**Provided material**

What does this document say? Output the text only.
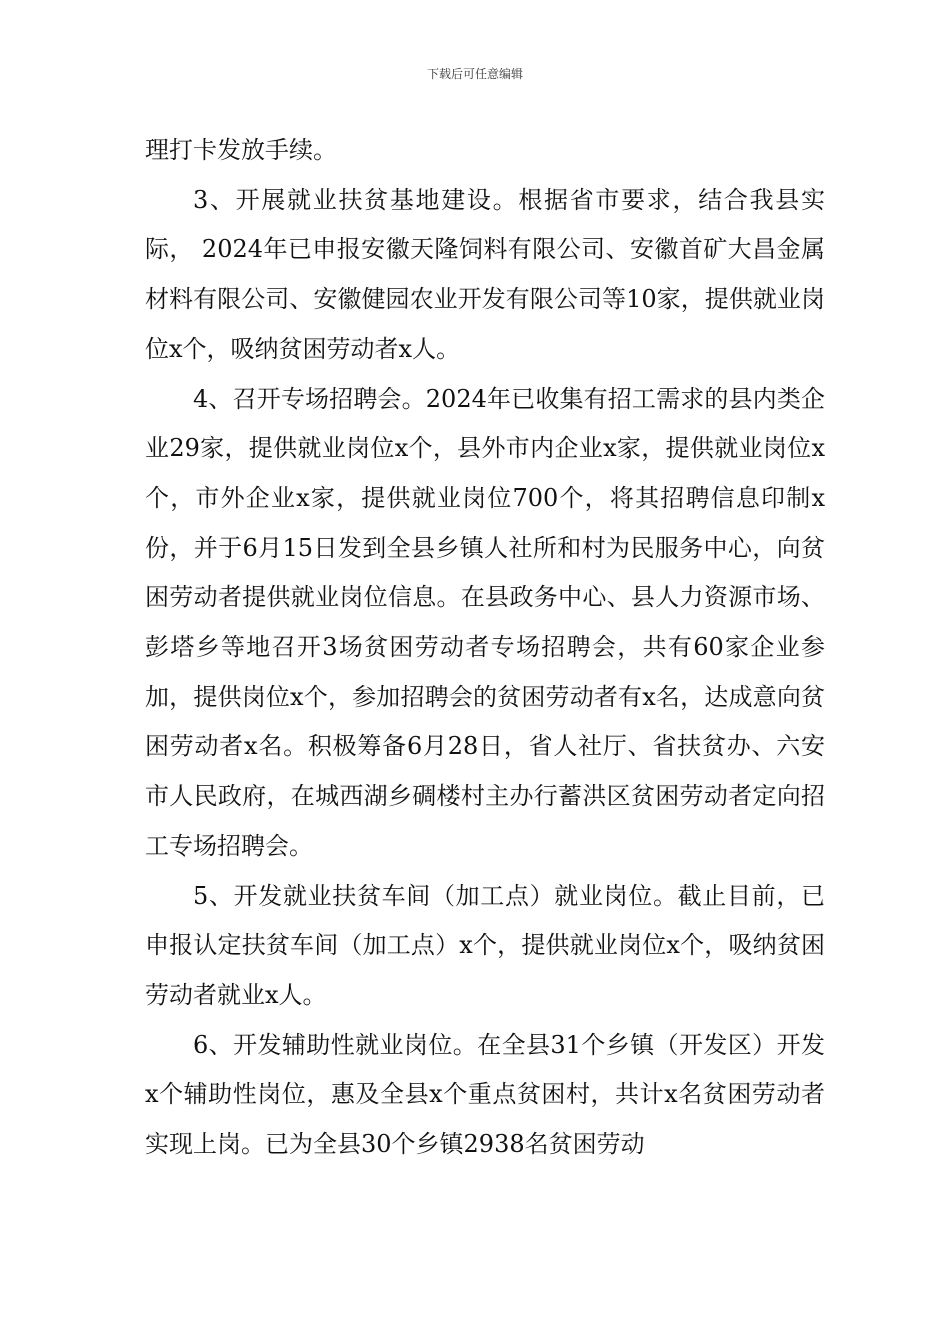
下载后可任意编辑

理打卡发放手续。

3、开展就业扶贫基地建设。根据省市要求，结合我县实际， 2024年已申报安徽天隆饲料有限公司、安徽首矿大昌金属材料有限公司、安徽健园农业开发有限公司等10家，提供就业岗位x个，吸纳贫困劳动者x人。

4、召开专场招聘会。2024年已收集有招工需求的县内类企业29家，提供就业岗位x个，县外市内企业x家，提供就业岗位x个，市外企业x家，提供就业岗位700个，将其招聘信息印制x份，并于6月15日发到全县乡镇人社所和村为民服务中心，向贫困劳动者提供就业岗位信息。在县政务中心、县人力资源市场、彭塔乡等地召开3场贫困劳动者专场招聘会，共有60家企业参加，提供岗位x个，参加招聘会的贫困劳动者有x名，达成意向贫困劳动者x名。积极筹备6月28日，省人社厅、省扶贫办、六安市人民政府，在城西湖乡碉楼村主办行蓄洪区贫困劳动者定向招工专场招聘会。

5、开发就业扶贫车间（加工点）就业岗位。截止目前，已申报认定扶贫车间（加工点）x个，提供就业岗位x个，吸纳贫困劳动者就业x人。

6、开发辅助性就业岗位。在全县31个乡镇（开发区）开发x个辅助性岗位，惠及全县x个重点贫困村，共计x名贫困劳动者实现上岗。已为全县30个乡镇2938名贫困劳动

**What needs to be done**
Quote the records in their entirety, keeping the wording exact and excluding pictures.

**Response to the exercise**
What does this document say? Output the text only.
下载后可任意编辑

理打卡发放手续。

3、开展就业扶贫基地建设。根据省市要求，结合我县实际， 2024年已申报安徽天隆饲料有限公司、安徽首矿大昌金属材料有限公司、安徽健园农业开发有限公司等10家，提供就业岗位x个，吸纳贫困劳动者x人。

4、召开专场招聘会。2024年已收集有招工需求的县内类企业29家，提供就业岗位x个，县外市内企业x家，提供就业岗位x个，市外企业x家，提供就业岗位700个，将其招聘信息印制x份，并于6月15日发到全县乡镇人社所和村为民服务中心，向贫困劳动者提供就业岗位信息。在县政务中心、县人力资源市场、彭塔乡等地召开3场贫困劳动者专场招聘会，共有60家企业参加，提供岗位x个，参加招聘会的贫困劳动者有x名，达成意向贫困劳动者x名。积极筹备6月28日，省人社厅、省扶贫办、六安市人民政府，在城西湖乡碉楼村主办行蓄洪区贫困劳动者定向招工专场招聘会。

5、开发就业扶贫车间（加工点）就业岗位。截止目前，已申报认定扶贫车间（加工点）x个，提供就业岗位x个，吸纳贫困劳动者就业x人。

6、开发辅助性就业岗位。在全县31个乡镇（开发区）开发x个辅助性岗位，惠及全县x个重点贫困村，共计x名贫困劳动者实现上岗。已为全县30个乡镇2938名贫困劳动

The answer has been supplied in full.